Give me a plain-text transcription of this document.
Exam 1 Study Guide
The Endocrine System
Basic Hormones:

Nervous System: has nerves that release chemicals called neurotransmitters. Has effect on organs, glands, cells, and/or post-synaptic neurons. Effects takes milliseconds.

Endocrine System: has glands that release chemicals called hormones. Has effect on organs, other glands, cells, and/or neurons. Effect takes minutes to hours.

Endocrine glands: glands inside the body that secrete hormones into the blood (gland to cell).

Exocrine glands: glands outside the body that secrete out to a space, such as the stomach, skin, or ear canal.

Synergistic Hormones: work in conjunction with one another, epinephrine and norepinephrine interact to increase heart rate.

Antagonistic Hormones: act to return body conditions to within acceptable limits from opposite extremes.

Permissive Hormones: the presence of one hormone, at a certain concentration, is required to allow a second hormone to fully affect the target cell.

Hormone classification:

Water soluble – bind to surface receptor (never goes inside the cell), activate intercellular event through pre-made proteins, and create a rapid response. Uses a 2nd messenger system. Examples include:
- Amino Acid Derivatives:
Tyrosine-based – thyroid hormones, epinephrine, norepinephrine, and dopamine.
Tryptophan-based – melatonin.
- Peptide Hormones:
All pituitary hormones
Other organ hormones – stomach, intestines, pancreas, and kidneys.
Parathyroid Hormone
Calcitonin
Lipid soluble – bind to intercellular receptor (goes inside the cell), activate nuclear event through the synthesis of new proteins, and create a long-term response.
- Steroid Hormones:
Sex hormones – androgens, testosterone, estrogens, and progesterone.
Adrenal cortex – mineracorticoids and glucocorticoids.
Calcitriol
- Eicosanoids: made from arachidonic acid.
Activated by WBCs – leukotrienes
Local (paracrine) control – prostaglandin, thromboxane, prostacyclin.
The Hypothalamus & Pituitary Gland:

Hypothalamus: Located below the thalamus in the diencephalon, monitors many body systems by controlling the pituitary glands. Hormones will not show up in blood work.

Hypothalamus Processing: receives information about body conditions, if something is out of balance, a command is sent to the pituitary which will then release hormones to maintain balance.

| WHAT IS EXPECTED |
Throughout the material above, find lines holding the word "blood", then copy them.

| TASK RESULT |
Endocrine glands: glands inside the body that secrete hormones into the blood (gland to cell).
Hypothalamus: Located below the thalamus in the diencephalon, monitors many body systems by controlling the pituitary glands. Hormones will not show up in blood work.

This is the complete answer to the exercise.